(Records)
=-=-=

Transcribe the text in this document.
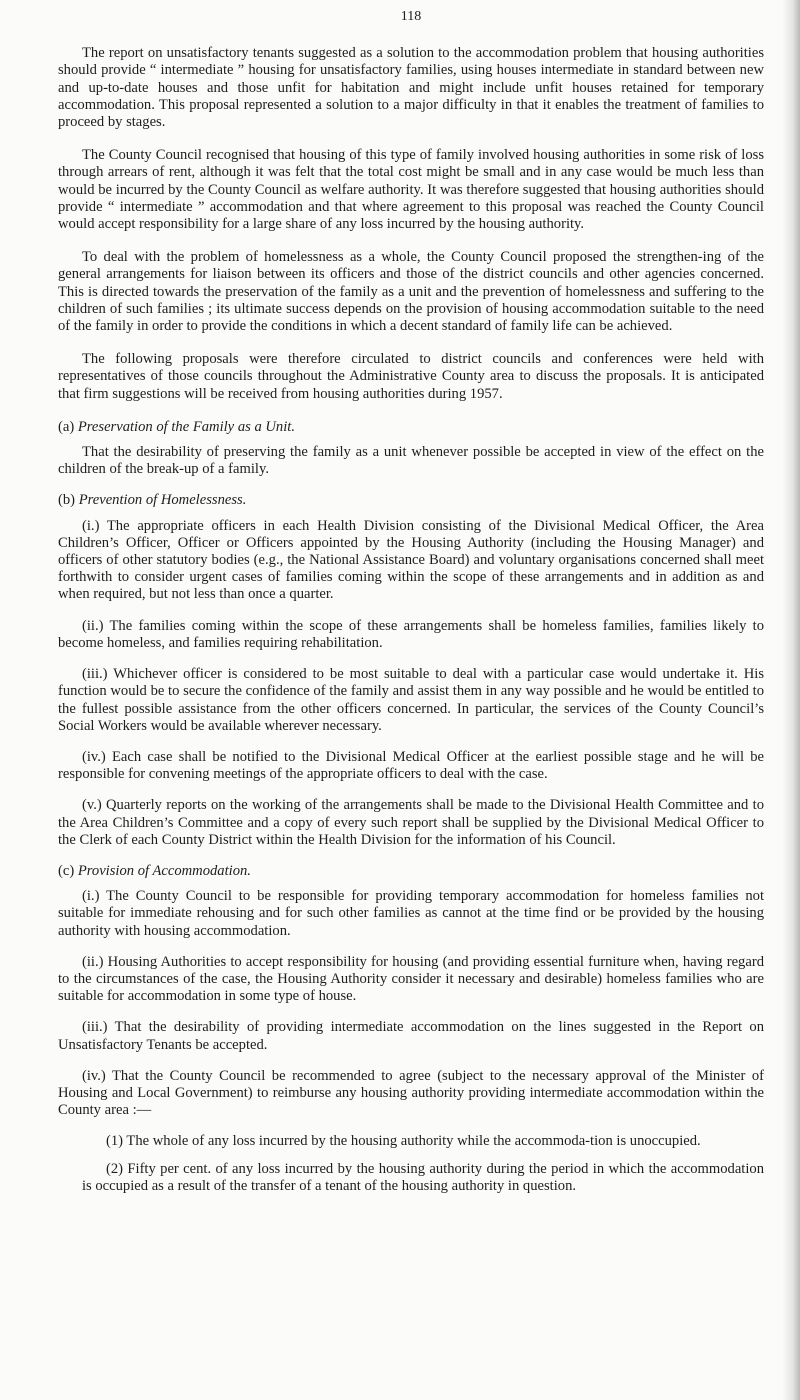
118

The report on unsatisfactory tenants suggested as a solution to the accommodation problem that housing authorities should provide “ intermediate ” housing for unsatisfactory families, using houses intermediate in standard between new and up-to-date houses and those unfit for habitation and might include unfit houses retained for temporary accommodation. This proposal represented a solution to a major difficulty in that it enables the treatment of families to proceed by stages.

The County Council recognised that housing of this type of family involved housing authorities in some risk of loss through arrears of rent, although it was felt that the total cost might be small and in any case would be much less than would be incurred by the County Council as welfare authority. It was therefore suggested that housing authorities should provide “ intermediate ” accommodation and that where agreement to this proposal was reached the County Council would accept responsibility for a large share of any loss incurred by the housing authority.

To deal with the problem of homelessness as a whole, the County Council proposed the strengthen-ing of the general arrangements for liaison between its officers and those of the district councils and other agencies concerned. This is directed towards the preservation of the family as a unit and the prevention of homelessness and suffering to the children of such families ; its ultimate success depends on the provision of housing accommodation suitable to the need of the family in order to provide the conditions in which a decent standard of family life can be achieved.

The following proposals were therefore circulated to district councils and conferences were held with representatives of those councils throughout the Administrative County area to discuss the proposals. It is anticipated that firm suggestions will be received from housing authorities during 1957.

(a) Preservation of the Family as a Unit.

That the desirability of preserving the family as a unit whenever possible be accepted in view of the effect on the children of the break-up of a family.

(b) Prevention of Homelessness.

(i.) The appropriate officers in each Health Division consisting of the Divisional Medical Officer, the Area Children’s Officer, Officer or Officers appointed by the Housing Authority (including the Housing Manager) and officers of other statutory bodies (e.g., the National Assistance Board) and voluntary organisations concerned shall meet forthwith to consider urgent cases of families coming within the scope of these arrangements and in addition as and when required, but not less than once a quarter.

(ii.) The families coming within the scope of these arrangements shall be homeless families, families likely to become homeless, and families requiring rehabilitation.

(iii.) Whichever officer is considered to be most suitable to deal with a particular case would undertake it. His function would be to secure the confidence of the family and assist them in any way possible and he would be entitled to the fullest possible assistance from the other officers concerned. In particular, the services of the County Council’s Social Workers would be available wherever necessary.

(iv.) Each case shall be notified to the Divisional Medical Officer at the earliest possible stage and he will be responsible for convening meetings of the appropriate officers to deal with the case.

(v.) Quarterly reports on the working of the arrangements shall be made to the Divisional Health Committee and to the Area Children’s Committee and a copy of every such report shall be supplied by the Divisional Medical Officer to the Clerk of each County District within the Health Division for the information of his Council.

(c) Provision of Accommodation.

(i.) The County Council to be responsible for providing temporary accommodation for homeless families not suitable for immediate rehousing and for such other families as cannot at the time find or be provided by the housing authority with housing accommodation.

(ii.) Housing Authorities to accept responsibility for housing (and providing essential furniture when, having regard to the circumstances of the case, the Housing Authority consider it necessary and desirable) homeless families who are suitable for accommodation in some type of house.

(iii.) That the desirability of providing intermediate accommodation on the lines suggested in the Report on Unsatisfactory Tenants be accepted.

(iv.) That the County Council be recommended to agree (subject to the necessary approval of the Minister of Housing and Local Government) to reimburse any housing authority providing intermediate accommodation within the County area :—

(1) The whole of any loss incurred by the housing authority while the accommoda-tion is unoccupied.

(2) Fifty per cent. of any loss incurred by the housing authority during the period in which the accommodation is occupied as a result of the transfer of a tenant of the housing authority in question.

=-=-=

Find the lines above that include the string "desirability" and copy them.

That the desirability of preserving the family as a unit whenever possible be accepted in view of the effect on the children of the break-up of a family.
(iii.) That the desirability of providing intermediate accommodation on the lines suggested in the Report on Unsatisfactory Tenants be accepted.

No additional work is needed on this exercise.